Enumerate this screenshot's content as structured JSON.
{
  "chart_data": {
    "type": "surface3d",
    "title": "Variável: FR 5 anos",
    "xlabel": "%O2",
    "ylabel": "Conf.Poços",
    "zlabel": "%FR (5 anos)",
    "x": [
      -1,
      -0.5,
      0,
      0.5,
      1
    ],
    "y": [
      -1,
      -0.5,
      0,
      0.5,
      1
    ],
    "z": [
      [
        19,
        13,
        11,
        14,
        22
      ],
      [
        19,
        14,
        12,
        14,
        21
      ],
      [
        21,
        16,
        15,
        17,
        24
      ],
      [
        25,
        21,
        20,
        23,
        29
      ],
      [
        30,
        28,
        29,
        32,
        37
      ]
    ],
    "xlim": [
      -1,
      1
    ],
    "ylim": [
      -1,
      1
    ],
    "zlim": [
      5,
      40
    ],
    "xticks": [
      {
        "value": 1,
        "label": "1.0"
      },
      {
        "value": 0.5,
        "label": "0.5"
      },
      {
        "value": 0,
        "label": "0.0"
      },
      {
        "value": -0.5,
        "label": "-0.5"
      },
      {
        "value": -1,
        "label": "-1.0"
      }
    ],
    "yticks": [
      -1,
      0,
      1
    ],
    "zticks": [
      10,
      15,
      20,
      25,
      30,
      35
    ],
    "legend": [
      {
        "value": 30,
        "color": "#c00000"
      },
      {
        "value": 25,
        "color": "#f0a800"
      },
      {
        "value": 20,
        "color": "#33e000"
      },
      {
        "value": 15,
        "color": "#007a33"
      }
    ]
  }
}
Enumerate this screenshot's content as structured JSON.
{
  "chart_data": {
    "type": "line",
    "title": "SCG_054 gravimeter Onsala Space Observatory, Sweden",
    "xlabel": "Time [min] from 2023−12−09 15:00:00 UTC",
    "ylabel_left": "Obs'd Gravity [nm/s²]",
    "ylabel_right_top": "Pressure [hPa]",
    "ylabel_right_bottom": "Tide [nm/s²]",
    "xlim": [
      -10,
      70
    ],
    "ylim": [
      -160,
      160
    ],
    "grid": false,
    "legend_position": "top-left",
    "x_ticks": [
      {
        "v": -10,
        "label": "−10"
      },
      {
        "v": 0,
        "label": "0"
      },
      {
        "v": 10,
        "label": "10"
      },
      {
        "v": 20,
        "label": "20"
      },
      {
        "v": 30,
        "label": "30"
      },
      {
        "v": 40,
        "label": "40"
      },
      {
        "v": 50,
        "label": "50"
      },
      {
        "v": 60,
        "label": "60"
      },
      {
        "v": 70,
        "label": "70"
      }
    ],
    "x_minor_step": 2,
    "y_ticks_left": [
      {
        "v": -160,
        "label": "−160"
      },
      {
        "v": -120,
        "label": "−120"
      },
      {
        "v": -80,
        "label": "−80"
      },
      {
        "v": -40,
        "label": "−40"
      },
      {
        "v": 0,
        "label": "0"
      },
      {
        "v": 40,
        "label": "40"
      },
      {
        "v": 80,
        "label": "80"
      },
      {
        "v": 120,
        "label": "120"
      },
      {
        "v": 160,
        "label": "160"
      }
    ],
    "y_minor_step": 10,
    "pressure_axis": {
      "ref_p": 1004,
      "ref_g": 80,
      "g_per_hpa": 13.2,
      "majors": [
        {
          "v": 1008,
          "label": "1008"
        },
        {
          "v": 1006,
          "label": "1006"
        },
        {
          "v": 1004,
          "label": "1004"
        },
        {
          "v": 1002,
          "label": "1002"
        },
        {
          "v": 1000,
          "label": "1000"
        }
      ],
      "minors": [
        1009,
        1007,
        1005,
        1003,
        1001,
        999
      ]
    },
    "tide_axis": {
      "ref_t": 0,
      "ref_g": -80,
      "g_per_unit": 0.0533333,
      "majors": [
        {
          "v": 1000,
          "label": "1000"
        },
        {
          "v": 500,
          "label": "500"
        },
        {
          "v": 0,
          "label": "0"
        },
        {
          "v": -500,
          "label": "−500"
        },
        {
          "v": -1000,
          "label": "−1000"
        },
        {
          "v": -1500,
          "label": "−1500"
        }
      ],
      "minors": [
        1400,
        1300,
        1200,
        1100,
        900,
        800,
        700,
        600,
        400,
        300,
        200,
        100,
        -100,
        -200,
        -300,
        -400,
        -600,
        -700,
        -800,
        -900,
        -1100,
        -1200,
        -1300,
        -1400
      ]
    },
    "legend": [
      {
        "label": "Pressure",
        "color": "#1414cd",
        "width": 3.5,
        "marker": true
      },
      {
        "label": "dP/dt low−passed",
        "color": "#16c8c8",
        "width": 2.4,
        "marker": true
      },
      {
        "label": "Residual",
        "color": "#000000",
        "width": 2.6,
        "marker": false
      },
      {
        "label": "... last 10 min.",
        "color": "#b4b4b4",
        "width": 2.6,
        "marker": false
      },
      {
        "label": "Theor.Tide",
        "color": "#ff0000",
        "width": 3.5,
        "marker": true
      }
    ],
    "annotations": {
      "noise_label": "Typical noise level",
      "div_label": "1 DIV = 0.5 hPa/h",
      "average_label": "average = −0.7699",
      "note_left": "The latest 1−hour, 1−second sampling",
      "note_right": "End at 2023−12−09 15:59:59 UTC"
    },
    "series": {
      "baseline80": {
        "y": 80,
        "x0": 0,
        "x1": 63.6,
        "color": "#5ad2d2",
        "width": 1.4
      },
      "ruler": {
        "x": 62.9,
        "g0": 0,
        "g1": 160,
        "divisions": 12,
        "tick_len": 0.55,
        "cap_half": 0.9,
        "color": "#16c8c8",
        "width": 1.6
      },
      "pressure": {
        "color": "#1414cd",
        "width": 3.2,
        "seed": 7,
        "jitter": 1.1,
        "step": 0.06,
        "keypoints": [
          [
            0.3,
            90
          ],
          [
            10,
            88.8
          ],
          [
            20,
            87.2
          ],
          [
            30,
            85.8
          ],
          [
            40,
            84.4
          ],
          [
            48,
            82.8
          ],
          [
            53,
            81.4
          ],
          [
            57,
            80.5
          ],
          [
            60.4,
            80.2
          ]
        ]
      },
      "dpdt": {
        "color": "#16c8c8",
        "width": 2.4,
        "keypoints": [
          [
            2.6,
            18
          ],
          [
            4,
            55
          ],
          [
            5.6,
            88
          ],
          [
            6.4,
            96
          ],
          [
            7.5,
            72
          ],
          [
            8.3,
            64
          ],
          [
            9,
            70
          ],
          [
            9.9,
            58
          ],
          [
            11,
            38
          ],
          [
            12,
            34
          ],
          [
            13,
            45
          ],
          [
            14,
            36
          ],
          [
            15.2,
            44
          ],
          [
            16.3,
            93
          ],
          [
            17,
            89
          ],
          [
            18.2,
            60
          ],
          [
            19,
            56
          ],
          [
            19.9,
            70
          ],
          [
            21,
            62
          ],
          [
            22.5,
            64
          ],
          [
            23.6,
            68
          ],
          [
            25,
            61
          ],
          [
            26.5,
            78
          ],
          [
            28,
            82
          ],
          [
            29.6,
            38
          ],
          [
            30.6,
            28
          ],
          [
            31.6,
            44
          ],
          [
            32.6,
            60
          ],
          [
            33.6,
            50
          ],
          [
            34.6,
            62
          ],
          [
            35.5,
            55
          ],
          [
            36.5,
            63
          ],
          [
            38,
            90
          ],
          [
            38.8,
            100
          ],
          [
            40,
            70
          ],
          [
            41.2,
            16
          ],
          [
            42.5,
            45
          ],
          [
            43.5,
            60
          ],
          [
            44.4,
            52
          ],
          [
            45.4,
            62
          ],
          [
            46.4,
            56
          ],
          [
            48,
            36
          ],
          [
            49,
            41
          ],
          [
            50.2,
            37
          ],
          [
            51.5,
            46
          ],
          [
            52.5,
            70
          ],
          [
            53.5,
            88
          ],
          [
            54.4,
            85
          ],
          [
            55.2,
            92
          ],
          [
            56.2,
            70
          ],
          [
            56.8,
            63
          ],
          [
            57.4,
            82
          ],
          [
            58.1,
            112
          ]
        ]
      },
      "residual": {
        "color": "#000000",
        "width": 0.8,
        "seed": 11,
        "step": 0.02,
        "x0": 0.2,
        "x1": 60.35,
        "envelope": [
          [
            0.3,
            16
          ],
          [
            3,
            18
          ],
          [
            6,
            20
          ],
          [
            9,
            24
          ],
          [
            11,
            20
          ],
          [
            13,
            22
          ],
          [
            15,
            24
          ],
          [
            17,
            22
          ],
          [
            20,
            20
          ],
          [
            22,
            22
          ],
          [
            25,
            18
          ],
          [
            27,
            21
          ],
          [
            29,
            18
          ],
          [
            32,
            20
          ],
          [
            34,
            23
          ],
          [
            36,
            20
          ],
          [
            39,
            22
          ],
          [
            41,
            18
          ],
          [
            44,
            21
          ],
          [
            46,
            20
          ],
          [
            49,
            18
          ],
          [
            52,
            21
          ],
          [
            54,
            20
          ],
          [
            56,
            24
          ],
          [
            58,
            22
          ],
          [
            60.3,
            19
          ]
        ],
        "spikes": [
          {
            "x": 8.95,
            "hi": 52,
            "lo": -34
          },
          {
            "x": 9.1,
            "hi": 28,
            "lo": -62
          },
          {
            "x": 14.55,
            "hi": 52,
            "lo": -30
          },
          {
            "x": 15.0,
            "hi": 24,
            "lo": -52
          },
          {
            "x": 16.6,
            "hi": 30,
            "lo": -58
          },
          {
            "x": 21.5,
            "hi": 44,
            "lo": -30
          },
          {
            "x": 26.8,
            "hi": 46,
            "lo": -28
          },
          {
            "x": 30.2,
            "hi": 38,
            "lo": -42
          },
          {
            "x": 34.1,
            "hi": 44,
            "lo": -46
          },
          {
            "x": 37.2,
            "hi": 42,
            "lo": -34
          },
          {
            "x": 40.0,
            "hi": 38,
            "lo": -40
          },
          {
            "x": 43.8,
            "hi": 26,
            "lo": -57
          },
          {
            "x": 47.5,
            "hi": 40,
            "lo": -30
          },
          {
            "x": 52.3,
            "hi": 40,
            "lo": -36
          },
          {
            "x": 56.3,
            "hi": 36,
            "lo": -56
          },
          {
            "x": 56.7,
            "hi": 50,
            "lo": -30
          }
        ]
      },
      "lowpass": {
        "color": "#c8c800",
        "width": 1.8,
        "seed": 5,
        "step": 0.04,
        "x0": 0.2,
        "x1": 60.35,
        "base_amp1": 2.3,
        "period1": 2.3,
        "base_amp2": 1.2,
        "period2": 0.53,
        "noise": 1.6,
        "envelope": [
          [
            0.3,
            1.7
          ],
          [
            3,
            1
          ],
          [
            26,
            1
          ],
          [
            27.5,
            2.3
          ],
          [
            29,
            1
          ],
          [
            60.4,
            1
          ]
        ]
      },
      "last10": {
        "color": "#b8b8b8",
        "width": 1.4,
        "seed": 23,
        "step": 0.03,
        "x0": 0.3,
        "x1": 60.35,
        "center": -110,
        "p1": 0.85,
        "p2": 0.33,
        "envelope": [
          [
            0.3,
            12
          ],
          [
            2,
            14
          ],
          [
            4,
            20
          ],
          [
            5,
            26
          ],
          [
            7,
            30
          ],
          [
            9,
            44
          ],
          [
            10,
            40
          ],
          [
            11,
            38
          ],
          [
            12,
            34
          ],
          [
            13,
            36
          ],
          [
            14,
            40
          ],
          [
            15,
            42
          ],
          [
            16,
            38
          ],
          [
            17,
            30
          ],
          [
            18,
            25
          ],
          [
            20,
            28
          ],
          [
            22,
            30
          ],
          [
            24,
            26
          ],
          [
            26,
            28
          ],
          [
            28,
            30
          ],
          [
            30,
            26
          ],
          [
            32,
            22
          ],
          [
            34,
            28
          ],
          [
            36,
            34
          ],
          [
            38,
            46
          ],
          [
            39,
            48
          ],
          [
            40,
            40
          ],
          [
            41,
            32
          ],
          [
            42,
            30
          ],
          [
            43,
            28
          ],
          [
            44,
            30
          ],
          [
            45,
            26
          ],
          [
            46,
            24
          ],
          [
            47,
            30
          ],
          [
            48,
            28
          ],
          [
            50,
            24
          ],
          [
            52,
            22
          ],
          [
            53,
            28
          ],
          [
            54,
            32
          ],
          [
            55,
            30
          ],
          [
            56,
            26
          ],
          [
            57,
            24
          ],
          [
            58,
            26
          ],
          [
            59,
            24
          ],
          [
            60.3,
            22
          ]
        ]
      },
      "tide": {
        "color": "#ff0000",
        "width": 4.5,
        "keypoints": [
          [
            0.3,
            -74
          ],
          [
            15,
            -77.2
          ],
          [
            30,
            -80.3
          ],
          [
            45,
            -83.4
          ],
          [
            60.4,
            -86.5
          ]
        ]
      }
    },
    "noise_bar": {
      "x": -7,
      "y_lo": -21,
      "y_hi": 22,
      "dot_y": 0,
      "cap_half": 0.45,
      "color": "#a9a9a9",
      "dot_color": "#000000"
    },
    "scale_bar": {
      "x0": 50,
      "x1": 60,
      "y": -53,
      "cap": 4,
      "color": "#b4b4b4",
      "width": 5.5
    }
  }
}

__What to do__.
Using the material above, copy every line in which the string "value" occurs.

__Result__.
        "value": 1,
        "value": 0.5,
        "value": 0,
        "value": -0.5,
        "value": -1,
        "value": 30,
        "value": 25,
        "value": 20,
        "value": 15,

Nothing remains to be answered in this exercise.